● **WHAT TO PRODUCE**
From the listing below, pull out all lines with "đúng" in them.

++++ MATERIAL PROVIDED ++++

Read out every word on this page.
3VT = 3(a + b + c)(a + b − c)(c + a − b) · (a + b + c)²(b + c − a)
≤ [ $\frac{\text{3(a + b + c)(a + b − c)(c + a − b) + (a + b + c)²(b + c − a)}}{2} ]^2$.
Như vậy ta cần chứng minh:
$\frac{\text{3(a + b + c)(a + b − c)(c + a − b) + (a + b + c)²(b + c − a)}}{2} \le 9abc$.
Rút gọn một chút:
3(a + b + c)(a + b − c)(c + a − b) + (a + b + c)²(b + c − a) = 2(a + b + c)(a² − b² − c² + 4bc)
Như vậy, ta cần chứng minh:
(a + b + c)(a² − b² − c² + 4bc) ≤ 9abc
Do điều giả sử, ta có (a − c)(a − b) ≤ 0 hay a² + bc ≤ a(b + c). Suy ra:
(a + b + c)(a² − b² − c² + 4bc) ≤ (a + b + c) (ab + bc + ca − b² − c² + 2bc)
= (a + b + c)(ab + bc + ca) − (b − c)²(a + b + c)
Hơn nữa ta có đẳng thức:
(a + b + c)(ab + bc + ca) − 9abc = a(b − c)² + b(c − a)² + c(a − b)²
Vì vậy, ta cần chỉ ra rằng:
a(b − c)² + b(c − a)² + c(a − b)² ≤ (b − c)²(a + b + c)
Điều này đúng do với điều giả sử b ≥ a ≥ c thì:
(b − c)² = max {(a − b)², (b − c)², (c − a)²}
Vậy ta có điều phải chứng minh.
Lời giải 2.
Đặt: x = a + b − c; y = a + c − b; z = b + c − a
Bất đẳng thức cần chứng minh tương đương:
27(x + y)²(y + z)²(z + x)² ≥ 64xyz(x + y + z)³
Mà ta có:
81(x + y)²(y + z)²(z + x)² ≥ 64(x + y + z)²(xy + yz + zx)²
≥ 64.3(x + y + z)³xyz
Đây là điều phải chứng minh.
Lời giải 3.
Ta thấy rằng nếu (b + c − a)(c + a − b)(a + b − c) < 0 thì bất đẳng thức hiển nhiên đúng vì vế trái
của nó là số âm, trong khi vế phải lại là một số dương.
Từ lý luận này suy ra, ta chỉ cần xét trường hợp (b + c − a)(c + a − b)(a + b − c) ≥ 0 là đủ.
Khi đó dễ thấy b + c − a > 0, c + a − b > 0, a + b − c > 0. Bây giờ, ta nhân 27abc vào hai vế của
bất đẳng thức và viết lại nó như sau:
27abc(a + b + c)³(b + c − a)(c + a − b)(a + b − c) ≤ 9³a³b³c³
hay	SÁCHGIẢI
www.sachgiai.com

++++

● **ANSWER FOR THE TASK**
Điều này đúng do với điều giả sử b ≥ a ≥ c thì:
Ta thấy rằng nếu (b + c − a)(c + a − b)(a + b − c) < 0 thì bất đẳng thức hiển nhiên đúng vì vế trái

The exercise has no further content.